Records for this task:
◆ ◆ ◆ ◆ ◆ ◆ ◆
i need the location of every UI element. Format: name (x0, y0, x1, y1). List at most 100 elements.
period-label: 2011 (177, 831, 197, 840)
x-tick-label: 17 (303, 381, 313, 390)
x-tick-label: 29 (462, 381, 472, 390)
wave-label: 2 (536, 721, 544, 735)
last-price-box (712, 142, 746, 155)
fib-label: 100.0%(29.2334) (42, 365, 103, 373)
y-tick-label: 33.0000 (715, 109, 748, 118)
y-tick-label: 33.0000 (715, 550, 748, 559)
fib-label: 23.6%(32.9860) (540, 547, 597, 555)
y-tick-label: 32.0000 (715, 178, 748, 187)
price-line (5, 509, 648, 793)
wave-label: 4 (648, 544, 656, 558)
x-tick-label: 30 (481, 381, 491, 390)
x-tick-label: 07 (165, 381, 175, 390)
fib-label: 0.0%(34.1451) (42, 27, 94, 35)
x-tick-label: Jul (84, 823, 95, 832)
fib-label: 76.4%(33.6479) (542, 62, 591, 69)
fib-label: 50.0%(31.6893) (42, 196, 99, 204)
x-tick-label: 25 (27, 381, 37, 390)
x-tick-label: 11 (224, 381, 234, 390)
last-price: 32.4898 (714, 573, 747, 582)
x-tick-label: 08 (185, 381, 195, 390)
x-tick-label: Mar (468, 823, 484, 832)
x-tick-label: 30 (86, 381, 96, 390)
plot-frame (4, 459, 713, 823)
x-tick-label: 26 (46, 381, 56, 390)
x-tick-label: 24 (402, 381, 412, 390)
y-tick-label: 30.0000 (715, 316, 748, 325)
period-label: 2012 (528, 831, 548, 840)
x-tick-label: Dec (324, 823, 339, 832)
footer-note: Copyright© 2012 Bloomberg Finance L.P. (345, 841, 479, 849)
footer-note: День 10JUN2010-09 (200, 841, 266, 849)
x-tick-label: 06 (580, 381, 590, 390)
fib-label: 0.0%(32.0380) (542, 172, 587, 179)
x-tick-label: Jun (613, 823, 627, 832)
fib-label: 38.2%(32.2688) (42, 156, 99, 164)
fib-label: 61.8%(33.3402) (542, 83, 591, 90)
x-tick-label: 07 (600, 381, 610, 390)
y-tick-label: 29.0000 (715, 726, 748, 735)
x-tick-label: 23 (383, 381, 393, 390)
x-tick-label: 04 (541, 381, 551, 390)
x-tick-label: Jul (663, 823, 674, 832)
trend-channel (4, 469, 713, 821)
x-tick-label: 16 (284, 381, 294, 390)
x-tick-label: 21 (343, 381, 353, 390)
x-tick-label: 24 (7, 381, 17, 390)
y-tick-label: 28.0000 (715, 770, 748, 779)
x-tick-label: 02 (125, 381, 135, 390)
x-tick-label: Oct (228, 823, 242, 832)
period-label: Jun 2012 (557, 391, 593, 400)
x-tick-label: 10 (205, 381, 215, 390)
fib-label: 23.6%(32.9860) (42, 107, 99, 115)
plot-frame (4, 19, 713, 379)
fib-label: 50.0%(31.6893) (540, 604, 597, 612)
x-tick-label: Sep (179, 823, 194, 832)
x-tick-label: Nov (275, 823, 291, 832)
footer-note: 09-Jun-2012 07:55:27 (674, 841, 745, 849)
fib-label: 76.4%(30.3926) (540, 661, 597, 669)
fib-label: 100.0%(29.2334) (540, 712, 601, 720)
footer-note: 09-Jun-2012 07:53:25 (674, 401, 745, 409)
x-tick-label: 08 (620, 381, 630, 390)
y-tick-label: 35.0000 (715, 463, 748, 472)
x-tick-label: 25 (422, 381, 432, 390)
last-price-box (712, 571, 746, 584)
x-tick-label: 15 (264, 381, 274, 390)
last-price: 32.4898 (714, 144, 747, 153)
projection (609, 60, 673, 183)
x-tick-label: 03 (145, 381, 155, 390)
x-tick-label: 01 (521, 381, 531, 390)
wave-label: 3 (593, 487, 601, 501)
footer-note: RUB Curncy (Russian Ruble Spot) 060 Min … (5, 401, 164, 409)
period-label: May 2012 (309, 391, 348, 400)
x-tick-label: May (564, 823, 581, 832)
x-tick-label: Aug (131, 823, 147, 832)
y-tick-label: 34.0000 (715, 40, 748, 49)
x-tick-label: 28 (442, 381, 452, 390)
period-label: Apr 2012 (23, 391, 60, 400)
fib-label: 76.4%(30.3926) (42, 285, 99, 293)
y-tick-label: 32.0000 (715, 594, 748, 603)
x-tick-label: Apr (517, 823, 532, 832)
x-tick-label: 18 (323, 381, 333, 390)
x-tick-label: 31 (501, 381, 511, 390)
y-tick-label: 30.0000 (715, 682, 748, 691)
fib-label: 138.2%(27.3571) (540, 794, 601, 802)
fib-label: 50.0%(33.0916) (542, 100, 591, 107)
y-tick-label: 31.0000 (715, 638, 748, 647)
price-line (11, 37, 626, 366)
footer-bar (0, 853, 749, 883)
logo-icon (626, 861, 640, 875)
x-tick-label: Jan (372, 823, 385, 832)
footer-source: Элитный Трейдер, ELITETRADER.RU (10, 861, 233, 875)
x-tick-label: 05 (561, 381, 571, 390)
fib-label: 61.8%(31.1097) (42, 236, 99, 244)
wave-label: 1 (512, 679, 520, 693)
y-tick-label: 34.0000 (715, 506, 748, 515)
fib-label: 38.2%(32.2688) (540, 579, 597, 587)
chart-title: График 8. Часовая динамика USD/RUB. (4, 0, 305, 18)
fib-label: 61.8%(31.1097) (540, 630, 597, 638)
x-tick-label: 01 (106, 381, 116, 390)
◆ ◆ ◆ ◆ ◆ ◆ ◆
Job: Can you reproduce the listing above with every "fib-label" renamed to "fibonacci-level" and everything else left unchanged?

Task output:
i need the location of every UI element. Format: name (x0, y0, x1, y1). List at most 100 elements.
period-label: 2011 (177, 831, 197, 840)
x-tick-label: 17 (303, 381, 313, 390)
x-tick-label: 29 (462, 381, 472, 390)
wave-label: 2 (536, 721, 544, 735)
last-price-box (712, 142, 746, 155)
fibonacci-level: 100.0%(29.2334) (42, 365, 103, 373)
y-tick-label: 33.0000 (715, 109, 748, 118)
y-tick-label: 33.0000 (715, 550, 748, 559)
fibonacci-level: 23.6%(32.9860) (540, 547, 597, 555)
y-tick-label: 32.0000 (715, 178, 748, 187)
price-line (5, 509, 648, 793)
wave-label: 4 (648, 544, 656, 558)
x-tick-label: 30 (481, 381, 491, 390)
x-tick-label: 07 (165, 381, 175, 390)
fibonacci-level: 0.0%(34.1451) (42, 27, 94, 35)
x-tick-label: Jul (84, 823, 95, 832)
fibonacci-level: 76.4%(33.6479) (542, 62, 591, 69)
fibonacci-level: 50.0%(31.6893) (42, 196, 99, 204)
x-tick-label: 25 (27, 381, 37, 390)
x-tick-label: 11 (224, 381, 234, 390)
last-price: 32.4898 (714, 573, 747, 582)
x-tick-label: 08 (185, 381, 195, 390)
x-tick-label: Mar (468, 823, 484, 832)
x-tick-label: 30 (86, 381, 96, 390)
plot-frame (4, 459, 713, 823)
x-tick-label: 26 (46, 381, 56, 390)
x-tick-label: 24 (402, 381, 412, 390)
y-tick-label: 30.0000 (715, 316, 748, 325)
period-label: 2012 (528, 831, 548, 840)
x-tick-label: Dec (324, 823, 339, 832)
footer-note: Copyright© 2012 Bloomberg Finance L.P. (345, 841, 479, 849)
footer-note: День 10JUN2010-09 (200, 841, 266, 849)
x-tick-label: 06 (580, 381, 590, 390)
fibonacci-level: 0.0%(32.0380) (542, 172, 587, 179)
x-tick-label: Jun (613, 823, 627, 832)
fibonacci-level: 38.2%(32.2688) (42, 156, 99, 164)
fibonacci-level: 61.8%(33.3402) (542, 83, 591, 90)
x-tick-label: 07 (600, 381, 610, 390)
y-tick-label: 29.0000 (715, 726, 748, 735)
x-tick-label: 23 (383, 381, 393, 390)
x-tick-label: 04 (541, 381, 551, 390)
x-tick-label: Jul (663, 823, 674, 832)
trend-channel (4, 469, 713, 821)
x-tick-label: 16 (284, 381, 294, 390)
x-tick-label: 21 (343, 381, 353, 390)
x-tick-label: 24 (7, 381, 17, 390)
y-tick-label: 28.0000 (715, 770, 748, 779)
x-tick-label: 02 (125, 381, 135, 390)
x-tick-label: Oct (228, 823, 242, 832)
period-label: Jun 2012 (557, 391, 593, 400)
x-tick-label: 10 (205, 381, 215, 390)
fibonacci-level: 23.6%(32.9860) (42, 107, 99, 115)
plot-frame (4, 19, 713, 379)
fibonacci-level: 50.0%(31.6893) (540, 604, 597, 612)
x-tick-label: Sep (179, 823, 194, 832)
x-tick-label: Nov (275, 823, 291, 832)
footer-note: 09-Jun-2012 07:55:27 (674, 841, 745, 849)
fibonacci-level: 76.4%(30.3926) (540, 661, 597, 669)
fibonacci-level: 100.0%(29.2334) (540, 712, 601, 720)
footer-note: 09-Jun-2012 07:53:25 (674, 401, 745, 409)
x-tick-label: 08 (620, 381, 630, 390)
y-tick-label: 35.0000 (715, 463, 748, 472)
x-tick-label: 25 (422, 381, 432, 390)
last-price-box (712, 571, 746, 584)
x-tick-label: 15 (264, 381, 274, 390)
last-price: 32.4898 (714, 144, 747, 153)
projection (609, 60, 673, 183)
x-tick-label: 03 (145, 381, 155, 390)
x-tick-label: 01 (521, 381, 531, 390)
wave-label: 3 (593, 487, 601, 501)
footer-note: RUB Curncy (Russian Ruble Spot) 060 Min … (5, 401, 164, 409)
period-label: May 2012 (309, 391, 348, 400)
x-tick-label: May (564, 823, 581, 832)
x-tick-label: Aug (131, 823, 147, 832)
y-tick-label: 34.0000 (715, 40, 748, 49)
x-tick-label: 28 (442, 381, 452, 390)
period-label: Apr 2012 (23, 391, 60, 400)
fibonacci-level: 76.4%(30.3926) (42, 285, 99, 293)
y-tick-label: 32.0000 (715, 594, 748, 603)
x-tick-label: Apr (517, 823, 532, 832)
x-tick-label: 18 (323, 381, 333, 390)
x-tick-label: 31 (501, 381, 511, 390)
y-tick-label: 30.0000 (715, 682, 748, 691)
fibonacci-level: 138.2%(27.3571) (540, 794, 601, 802)
fibonacci-level: 50.0%(33.0916) (542, 100, 591, 107)
y-tick-label: 31.0000 (715, 638, 748, 647)
price-line (11, 37, 626, 366)
footer-bar (0, 853, 749, 883)
logo-icon (626, 861, 640, 875)
x-tick-label: Jan (372, 823, 385, 832)
footer-source: Элитный Трейдер, ELITETRADER.RU (10, 861, 233, 875)
x-tick-label: 05 (561, 381, 571, 390)
fibonacci-level: 61.8%(31.1097) (42, 236, 99, 244)
wave-label: 1 (512, 679, 520, 693)
y-tick-label: 34.0000 (715, 506, 748, 515)
fibonacci-level: 38.2%(32.2688) (540, 579, 597, 587)
chart-title: График 8. Часовая динамика USD/RUB. (4, 0, 305, 18)
fibonacci-level: 61.8%(31.1097) (540, 630, 597, 638)
x-tick-label: 01 (106, 381, 116, 390)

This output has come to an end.